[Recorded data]
+++
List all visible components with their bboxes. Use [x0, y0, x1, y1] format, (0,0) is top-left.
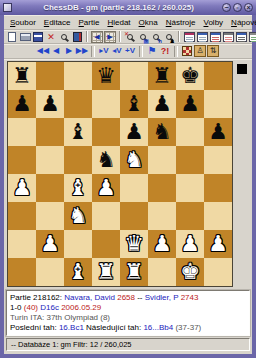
white-pawn: ♟ [40, 230, 60, 258]
toolbar-separator [178, 31, 180, 42]
title-bar[interactable]: ChessDB - gm (partie 218.162 / 260.025) … [0, 0, 256, 15]
square-b1[interactable] [36, 258, 64, 286]
reset-filter-icon[interactable]: ✕ [124, 31, 136, 43]
minimize-button[interactable]: − [222, 3, 231, 12]
square-e6[interactable]: ♟ [120, 118, 148, 146]
status-text: -- Databáze 1: gm Filtr: 12 / 260,025 [11, 340, 131, 349]
square-c3[interactable]: ♞ [64, 202, 92, 230]
menu-napoveda[interactable]: Nápověda [227, 17, 256, 28]
square-d7[interactable] [92, 90, 120, 118]
square-h4[interactable] [204, 174, 232, 202]
toolbar-separator [86, 31, 88, 42]
game-info-line-2: 1-0 (40) D16c 2006.05.29 [10, 303, 246, 313]
menu-nastroje[interactable]: Nástroje [162, 17, 200, 28]
black-pawn: ♟ [40, 90, 60, 118]
game-info-line-3: Turin ITA: 37th Olympiad (8) [10, 313, 246, 323]
square-h7[interactable] [204, 90, 232, 118]
finder-icon[interactable] [58, 31, 70, 43]
square-d5[interactable]: ♞ [92, 146, 120, 174]
white-bishop: ♝ [68, 174, 88, 202]
square-f8[interactable]: ♜ [148, 62, 176, 90]
game-info-line-4: Poslední tah: 16.Bc1 Následující tah: 16… [10, 323, 246, 333]
black-bishop: ♝ [124, 90, 144, 118]
header-search-icon[interactable]: h [150, 31, 162, 43]
square-g8[interactable]: ♚ [176, 62, 204, 90]
next-game-icon[interactable]: ▶ [104, 31, 116, 43]
black-pawn: ♟ [12, 90, 32, 118]
open-database-icon[interactable] [19, 31, 31, 43]
black-knight: ♞ [96, 146, 116, 174]
square-d6[interactable] [92, 118, 120, 146]
toolbar-separator [139, 46, 143, 57]
square-c5[interactable] [64, 146, 92, 174]
first-move-icon[interactable]: ◀◀ [37, 45, 49, 57]
menu-volby[interactable]: Volby [200, 17, 228, 28]
square-c2[interactable] [64, 230, 92, 258]
board-search-icon[interactable]: ▦ [137, 31, 149, 43]
black-pawn: ♟ [124, 118, 144, 146]
square-d4[interactable]: ♟ [92, 174, 120, 202]
comment-editor-icon[interactable]: ?! [159, 45, 171, 57]
add-variation-icon[interactable]: +V [124, 45, 136, 57]
white-pawn: ♟ [12, 174, 32, 202]
square-e5[interactable]: ♞ [120, 146, 148, 174]
black-pawn: ♟ [208, 118, 228, 146]
square-e8[interactable] [120, 62, 148, 90]
square-c1[interactable]: ♝ [64, 258, 92, 286]
window-title: ChessDB - gm (partie 218.162 / 260.025) [15, 3, 222, 12]
square-a2[interactable] [8, 230, 36, 258]
white-rook: ♜ [124, 258, 144, 286]
square-f7[interactable]: ♟ [148, 90, 176, 118]
prev-move-icon[interactable]: ◀ [50, 45, 62, 57]
window-buttons: −▫× [222, 3, 253, 12]
square-e7[interactable]: ♝ [120, 90, 148, 118]
square-f6[interactable]: ♞ [148, 118, 176, 146]
game-info-line-1: Partie 218162: Navara, David 2658 -- Svi… [10, 293, 246, 303]
square-g4[interactable] [176, 174, 204, 202]
save-game-icon[interactable] [32, 31, 44, 43]
square-a1[interactable] [8, 258, 36, 286]
square-b8[interactable] [36, 62, 64, 90]
eco-browser-window-icon[interactable] [248, 31, 256, 43]
square-g1[interactable]: ♚ [176, 258, 204, 286]
white-knight: ♞ [124, 146, 144, 174]
white-pawn: ♟ [96, 174, 116, 202]
tournament-finder-window-icon[interactable] [222, 31, 234, 43]
maintenance-window-icon[interactable] [235, 31, 247, 43]
square-g6[interactable] [176, 118, 204, 146]
enter-variation-icon[interactable]: ▸V [98, 45, 110, 57]
square-c4[interactable]: ♝ [64, 174, 92, 202]
square-d3[interactable] [92, 202, 120, 230]
material-window-icon[interactable] [181, 45, 193, 57]
prev-game-icon[interactable]: ◀ [91, 31, 103, 43]
player-finder-window-icon[interactable] [209, 31, 221, 43]
menu-hledat[interactable]: Hledat [103, 17, 134, 28]
menu-partie[interactable]: Partie [75, 17, 104, 28]
black-pawn: ♟ [152, 90, 172, 118]
square-h1[interactable] [204, 258, 232, 286]
square-c6[interactable]: ♝ [64, 118, 92, 146]
white-pawn: ♟ [152, 230, 172, 258]
game-info-panel: Partie 218162: Navara, David 2658 -- Svi… [6, 290, 250, 336]
square-e3[interactable] [120, 202, 148, 230]
last-move-icon[interactable]: ▶▶ [76, 45, 88, 57]
square-g2[interactable]: ♟ [176, 230, 204, 258]
board-area: ♜♛♜♚♟♟♝♟♟♝♟♞♟♞♞♟♝♟♞♟♛♟♟♟♝♜♜♚ [7, 61, 252, 287]
square-h6[interactable]: ♟ [204, 118, 232, 146]
square-f3[interactable] [148, 202, 176, 230]
black-bishop: ♝ [68, 118, 88, 146]
square-a8[interactable]: ♜ [8, 62, 36, 90]
status-bar: -- Databáze 1: gm Filtr: 12 / 260,025 [6, 338, 250, 351]
autoplay-icon[interactable]: ⚑ [146, 45, 158, 57]
black-rook: ♜ [152, 62, 172, 90]
square-b6[interactable] [36, 118, 64, 146]
square-d8[interactable]: ♛ [92, 62, 120, 90]
square-a4[interactable]: ♟ [8, 174, 36, 202]
exit-variation-icon[interactable]: ◂V [111, 45, 123, 57]
square-a6[interactable] [8, 118, 36, 146]
square-h8[interactable] [204, 62, 232, 90]
square-f4[interactable] [148, 174, 176, 202]
close-button[interactable]: × [244, 3, 253, 12]
menu-bar: SouborEditacePartieHledatOknaNástrojeVol… [4, 16, 252, 30]
new-database-icon[interactable] [6, 31, 18, 43]
square-a5[interactable] [8, 146, 36, 174]
white-bishop: ♝ [68, 258, 88, 286]
black-knight: ♞ [152, 118, 172, 146]
flip-board-icon[interactable]: ⇅ [207, 45, 219, 57]
square-h2[interactable]: ♟ [204, 230, 232, 258]
black-queen: ♛ [96, 62, 116, 90]
square-c7[interactable] [64, 90, 92, 118]
black-rook: ♜ [12, 62, 32, 90]
white-pawn: ♟ [208, 230, 228, 258]
chess-board: ♜♛♜♚♟♟♝♟♟♝♟♞♟♞♞♟♝♟♞♟♛♟♟♟♝♜♜♚ [7, 61, 233, 287]
square-b4[interactable] [36, 174, 64, 202]
game-list-window-icon[interactable] [183, 31, 195, 43]
navigation-toolbar: ◀◀◀▶▶▶▸V◂V+V⚑?!♙⇅ [4, 44, 252, 59]
square-e4[interactable] [120, 174, 148, 202]
bookmark-icon[interactable] [71, 31, 83, 43]
white-pawn: ♟ [180, 230, 200, 258]
toolbar-separator [91, 46, 95, 57]
square-g5[interactable] [176, 146, 204, 174]
setup-board-icon[interactable]: ♙ [194, 45, 206, 57]
black-king: ♚ [180, 62, 200, 90]
pgn-window-icon[interactable] [196, 31, 208, 43]
square-b2[interactable]: ♟ [36, 230, 64, 258]
material-search-icon[interactable]: ♟ [163, 31, 175, 43]
side-to-move-indicator [237, 64, 247, 74]
square-f1[interactable] [148, 258, 176, 286]
square-g3[interactable] [176, 202, 204, 230]
menu-soubor[interactable]: Soubor [6, 17, 40, 28]
square-e2[interactable]: ♛ [120, 230, 148, 258]
square-b3[interactable] [36, 202, 64, 230]
white-king: ♚ [180, 258, 200, 286]
square-c8[interactable] [64, 62, 92, 90]
maximize-button[interactable]: ▫ [233, 3, 242, 12]
white-rook: ♜ [96, 258, 116, 286]
main-toolbar: ✕◀▶✕▦h♟ [4, 30, 252, 44]
menu-okna[interactable]: Okna [135, 17, 162, 28]
window-menu-icon[interactable] [3, 3, 12, 12]
square-h5[interactable] [204, 146, 232, 174]
white-knight: ♞ [68, 202, 88, 230]
toolbar-separator [119, 31, 121, 42]
square-f5[interactable] [148, 146, 176, 174]
black-pawn: ♟ [180, 90, 200, 118]
white-queen: ♛ [124, 230, 144, 258]
square-g7[interactable]: ♟ [176, 90, 204, 118]
window-content: SouborEditacePartieHledatOknaNástrojeVol… [4, 15, 252, 354]
close-database-icon[interactable]: ✕ [45, 31, 57, 43]
square-e1[interactable]: ♜ [120, 258, 148, 286]
square-b5[interactable] [36, 146, 64, 174]
square-d1[interactable]: ♜ [92, 258, 120, 286]
next-move-icon[interactable]: ▶ [63, 45, 75, 57]
square-a3[interactable] [8, 202, 36, 230]
menu-editace[interactable]: Editace [40, 17, 75, 28]
square-b7[interactable]: ♟ [36, 90, 64, 118]
square-a7[interactable]: ♟ [8, 90, 36, 118]
square-d2[interactable] [92, 230, 120, 258]
square-f2[interactable]: ♟ [148, 230, 176, 258]
square-h3[interactable] [204, 202, 232, 230]
toolbar-separator [174, 46, 178, 57]
app-window: ChessDB - gm (partie 218.162 / 260.025) … [0, 0, 256, 358]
+++
Replace "toolbar-separator" with "toolbar-divider" in the entries from the line containing "white-pawn: ♟ [40, 230, 60, 258]" through the line containing "minimize-button[interactable]: − [222, 3, 231, 12]", and give those lines again with nothing else changed.

white-pawn: ♟ [40, 230, 60, 258]
toolbar-divider [178, 31, 180, 42]
title-bar[interactable]: ChessDB - gm (partie 218.162 / 260.025) … [0, 0, 256, 15]
square-b1[interactable] [36, 258, 64, 286]
reset-filter-icon[interactable]: ✕ [124, 31, 136, 43]
minimize-button[interactable]: − [222, 3, 231, 12]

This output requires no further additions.